◆ **Records that describe figures**
------------------------------------

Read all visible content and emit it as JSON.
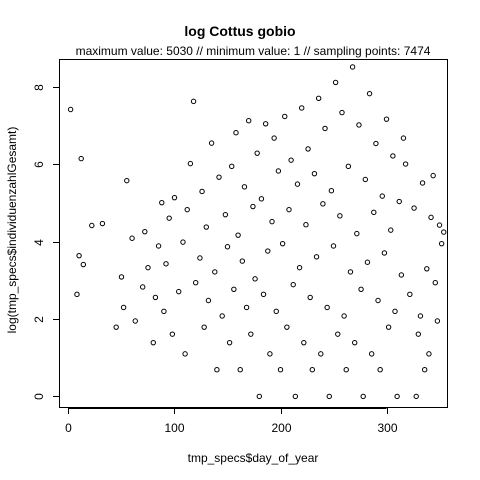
{
  "chart_data": {
    "type": "scatter",
    "title": "log Cottus gobio",
    "subtitle": "maximum value: 5030  //  minimum value: 1  // sampling points: 7474",
    "xlabel": "tmp_specs$day_of_year",
    "ylabel": "log(tmp_specs$individuenzahlGesamt)",
    "xlim": [
      -8,
      358
    ],
    "ylim": [
      -0.3,
      8.7
    ],
    "xticks": [
      0,
      100,
      200,
      300
    ],
    "yticks": [
      0,
      2,
      4,
      6,
      8
    ],
    "marker": "open-circle",
    "grid": false,
    "points": [
      [
        2,
        7.42
      ],
      [
        12,
        6.15
      ],
      [
        10,
        3.64
      ],
      [
        14,
        3.41
      ],
      [
        8,
        2.64
      ],
      [
        22,
        4.42
      ],
      [
        32,
        4.47
      ],
      [
        45,
        1.79
      ],
      [
        50,
        3.09
      ],
      [
        52,
        2.3
      ],
      [
        55,
        5.58
      ],
      [
        60,
        4.09
      ],
      [
        63,
        1.95
      ],
      [
        70,
        2.83
      ],
      [
        72,
        4.26
      ],
      [
        75,
        3.33
      ],
      [
        80,
        1.39
      ],
      [
        82,
        2.56
      ],
      [
        85,
        3.89
      ],
      [
        88,
        5.01
      ],
      [
        90,
        2.2
      ],
      [
        92,
        3.43
      ],
      [
        95,
        4.61
      ],
      [
        98,
        1.61
      ],
      [
        100,
        5.14
      ],
      [
        104,
        2.71
      ],
      [
        108,
        3.99
      ],
      [
        110,
        1.1
      ],
      [
        112,
        4.83
      ],
      [
        115,
        6.02
      ],
      [
        118,
        7.63
      ],
      [
        120,
        2.94
      ],
      [
        124,
        3.58
      ],
      [
        126,
        5.3
      ],
      [
        128,
        1.79
      ],
      [
        130,
        4.38
      ],
      [
        132,
        2.48
      ],
      [
        135,
        6.55
      ],
      [
        138,
        3.22
      ],
      [
        140,
        0.69
      ],
      [
        142,
        5.67
      ],
      [
        145,
        2.08
      ],
      [
        148,
        4.7
      ],
      [
        150,
        3.87
      ],
      [
        152,
        1.39
      ],
      [
        154,
        5.95
      ],
      [
        156,
        2.77
      ],
      [
        158,
        6.82
      ],
      [
        160,
        4.17
      ],
      [
        162,
        0.69
      ],
      [
        164,
        3.5
      ],
      [
        166,
        5.42
      ],
      [
        168,
        2.3
      ],
      [
        170,
        7.13
      ],
      [
        172,
        1.61
      ],
      [
        174,
        4.91
      ],
      [
        176,
        3.04
      ],
      [
        178,
        6.29
      ],
      [
        180,
        0.0
      ],
      [
        182,
        5.11
      ],
      [
        184,
        2.64
      ],
      [
        186,
        7.05
      ],
      [
        188,
        3.76
      ],
      [
        190,
        1.1
      ],
      [
        192,
        4.52
      ],
      [
        194,
        6.68
      ],
      [
        196,
        2.2
      ],
      [
        198,
        5.83
      ],
      [
        200,
        0.69
      ],
      [
        202,
        3.95
      ],
      [
        204,
        7.24
      ],
      [
        206,
        1.79
      ],
      [
        208,
        4.83
      ],
      [
        210,
        6.11
      ],
      [
        212,
        2.89
      ],
      [
        214,
        0.0
      ],
      [
        216,
        5.49
      ],
      [
        218,
        3.33
      ],
      [
        220,
        7.46
      ],
      [
        222,
        1.39
      ],
      [
        224,
        4.44
      ],
      [
        226,
        6.4
      ],
      [
        228,
        2.56
      ],
      [
        230,
        0.69
      ],
      [
        232,
        5.76
      ],
      [
        234,
        3.61
      ],
      [
        236,
        7.71
      ],
      [
        238,
        1.1
      ],
      [
        240,
        4.98
      ],
      [
        242,
        6.93
      ],
      [
        244,
        2.3
      ],
      [
        246,
        0.0
      ],
      [
        248,
        5.32
      ],
      [
        250,
        3.89
      ],
      [
        252,
        8.12
      ],
      [
        254,
        1.61
      ],
      [
        256,
        4.67
      ],
      [
        258,
        7.34
      ],
      [
        260,
        2.08
      ],
      [
        262,
        0.69
      ],
      [
        264,
        5.95
      ],
      [
        266,
        3.22
      ],
      [
        268,
        8.52
      ],
      [
        270,
        1.39
      ],
      [
        272,
        4.21
      ],
      [
        274,
        7.02
      ],
      [
        276,
        2.77
      ],
      [
        278,
        0.0
      ],
      [
        280,
        5.61
      ],
      [
        282,
        3.47
      ],
      [
        284,
        7.83
      ],
      [
        286,
        1.1
      ],
      [
        288,
        4.76
      ],
      [
        290,
        6.54
      ],
      [
        292,
        2.48
      ],
      [
        294,
        0.69
      ],
      [
        296,
        5.18
      ],
      [
        298,
        3.71
      ],
      [
        300,
        7.17
      ],
      [
        302,
        1.79
      ],
      [
        304,
        4.3
      ],
      [
        306,
        6.22
      ],
      [
        308,
        2.2
      ],
      [
        310,
        0.0
      ],
      [
        312,
        5.04
      ],
      [
        314,
        3.14
      ],
      [
        318,
        6.01
      ],
      [
        322,
        2.64
      ],
      [
        326,
        4.87
      ],
      [
        330,
        1.61
      ],
      [
        334,
        5.52
      ],
      [
        338,
        3.3
      ],
      [
        342,
        4.63
      ],
      [
        346,
        2.94
      ],
      [
        350,
        4.43
      ],
      [
        352,
        3.95
      ],
      [
        354,
        4.25
      ],
      [
        348,
        1.95
      ],
      [
        344,
        5.71
      ],
      [
        336,
        0.69
      ],
      [
        340,
        1.1
      ],
      [
        328,
        0.0
      ],
      [
        332,
        2.08
      ],
      [
        316,
        6.68
      ]
    ]
  }
}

------------------------------------

◆ **WHAT IS ASKED**
Quote all the records verbatim, dropping any pictures from your copy.

◆ **FULL ANSWER**
Read all visible content and emit it as JSON.
{
  "chart_data": {
    "type": "scatter",
    "title": "log Cottus gobio",
    "subtitle": "maximum value: 5030  //  minimum value: 1  // sampling points: 7474",
    "xlabel": "tmp_specs$day_of_year",
    "ylabel": "log(tmp_specs$individuenzahlGesamt)",
    "xlim": [
      -8,
      358
    ],
    "ylim": [
      -0.3,
      8.7
    ],
    "xticks": [
      0,
      100,
      200,
      300
    ],
    "yticks": [
      0,
      2,
      4,
      6,
      8
    ],
    "marker": "open-circle",
    "grid": false,
    "points": [
      [
        2,
        7.42
      ],
      [
        12,
        6.15
      ],
      [
        10,
        3.64
      ],
      [
        14,
        3.41
      ],
      [
        8,
        2.64
      ],
      [
        22,
        4.42
      ],
      [
        32,
        4.47
      ],
      [
        45,
        1.79
      ],
      [
        50,
        3.09
      ],
      [
        52,
        2.3
      ],
      [
        55,
        5.58
      ],
      [
        60,
        4.09
      ],
      [
        63,
        1.95
      ],
      [
        70,
        2.83
      ],
      [
        72,
        4.26
      ],
      [
        75,
        3.33
      ],
      [
        80,
        1.39
      ],
      [
        82,
        2.56
      ],
      [
        85,
        3.89
      ],
      [
        88,
        5.01
      ],
      [
        90,
        2.2
      ],
      [
        92,
        3.43
      ],
      [
        95,
        4.61
      ],
      [
        98,
        1.61
      ],
      [
        100,
        5.14
      ],
      [
        104,
        2.71
      ],
      [
        108,
        3.99
      ],
      [
        110,
        1.1
      ],
      [
        112,
        4.83
      ],
      [
        115,
        6.02
      ],
      [
        118,
        7.63
      ],
      [
        120,
        2.94
      ],
      [
        124,
        3.58
      ],
      [
        126,
        5.3
      ],
      [
        128,
        1.79
      ],
      [
        130,
        4.38
      ],
      [
        132,
        2.48
      ],
      [
        135,
        6.55
      ],
      [
        138,
        3.22
      ],
      [
        140,
        0.69
      ],
      [
        142,
        5.67
      ],
      [
        145,
        2.08
      ],
      [
        148,
        4.7
      ],
      [
        150,
        3.87
      ],
      [
        152,
        1.39
      ],
      [
        154,
        5.95
      ],
      [
        156,
        2.77
      ],
      [
        158,
        6.82
      ],
      [
        160,
        4.17
      ],
      [
        162,
        0.69
      ],
      [
        164,
        3.5
      ],
      [
        166,
        5.42
      ],
      [
        168,
        2.3
      ],
      [
        170,
        7.13
      ],
      [
        172,
        1.61
      ],
      [
        174,
        4.91
      ],
      [
        176,
        3.04
      ],
      [
        178,
        6.29
      ],
      [
        180,
        0.0
      ],
      [
        182,
        5.11
      ],
      [
        184,
        2.64
      ],
      [
        186,
        7.05
      ],
      [
        188,
        3.76
      ],
      [
        190,
        1.1
      ],
      [
        192,
        4.52
      ],
      [
        194,
        6.68
      ],
      [
        196,
        2.2
      ],
      [
        198,
        5.83
      ],
      [
        200,
        0.69
      ],
      [
        202,
        3.95
      ],
      [
        204,
        7.24
      ],
      [
        206,
        1.79
      ],
      [
        208,
        4.83
      ],
      [
        210,
        6.11
      ],
      [
        212,
        2.89
      ],
      [
        214,
        0.0
      ],
      [
        216,
        5.49
      ],
      [
        218,
        3.33
      ],
      [
        220,
        7.46
      ],
      [
        222,
        1.39
      ],
      [
        224,
        4.44
      ],
      [
        226,
        6.4
      ],
      [
        228,
        2.56
      ],
      [
        230,
        0.69
      ],
      [
        232,
        5.76
      ],
      [
        234,
        3.61
      ],
      [
        236,
        7.71
      ],
      [
        238,
        1.1
      ],
      [
        240,
        4.98
      ],
      [
        242,
        6.93
      ],
      [
        244,
        2.3
      ],
      [
        246,
        0.0
      ],
      [
        248,
        5.32
      ],
      [
        250,
        3.89
      ],
      [
        252,
        8.12
      ],
      [
        254,
        1.61
      ],
      [
        256,
        4.67
      ],
      [
        258,
        7.34
      ],
      [
        260,
        2.08
      ],
      [
        262,
        0.69
      ],
      [
        264,
        5.95
      ],
      [
        266,
        3.22
      ],
      [
        268,
        8.52
      ],
      [
        270,
        1.39
      ],
      [
        272,
        4.21
      ],
      [
        274,
        7.02
      ],
      [
        276,
        2.77
      ],
      [
        278,
        0.0
      ],
      [
        280,
        5.61
      ],
      [
        282,
        3.47
      ],
      [
        284,
        7.83
      ],
      [
        286,
        1.1
      ],
      [
        288,
        4.76
      ],
      [
        290,
        6.54
      ],
      [
        292,
        2.48
      ],
      [
        294,
        0.69
      ],
      [
        296,
        5.18
      ],
      [
        298,
        3.71
      ],
      [
        300,
        7.17
      ],
      [
        302,
        1.79
      ],
      [
        304,
        4.3
      ],
      [
        306,
        6.22
      ],
      [
        308,
        2.2
      ],
      [
        310,
        0.0
      ],
      [
        312,
        5.04
      ],
      [
        314,
        3.14
      ],
      [
        318,
        6.01
      ],
      [
        322,
        2.64
      ],
      [
        326,
        4.87
      ],
      [
        330,
        1.61
      ],
      [
        334,
        5.52
      ],
      [
        338,
        3.3
      ],
      [
        342,
        4.63
      ],
      [
        346,
        2.94
      ],
      [
        350,
        4.43
      ],
      [
        352,
        3.95
      ],
      [
        354,
        4.25
      ],
      [
        348,
        1.95
      ],
      [
        344,
        5.71
      ],
      [
        336,
        0.69
      ],
      [
        340,
        1.1
      ],
      [
        328,
        0.0
      ],
      [
        332,
        2.08
      ],
      [
        316,
        6.68
      ]
    ]
  }
}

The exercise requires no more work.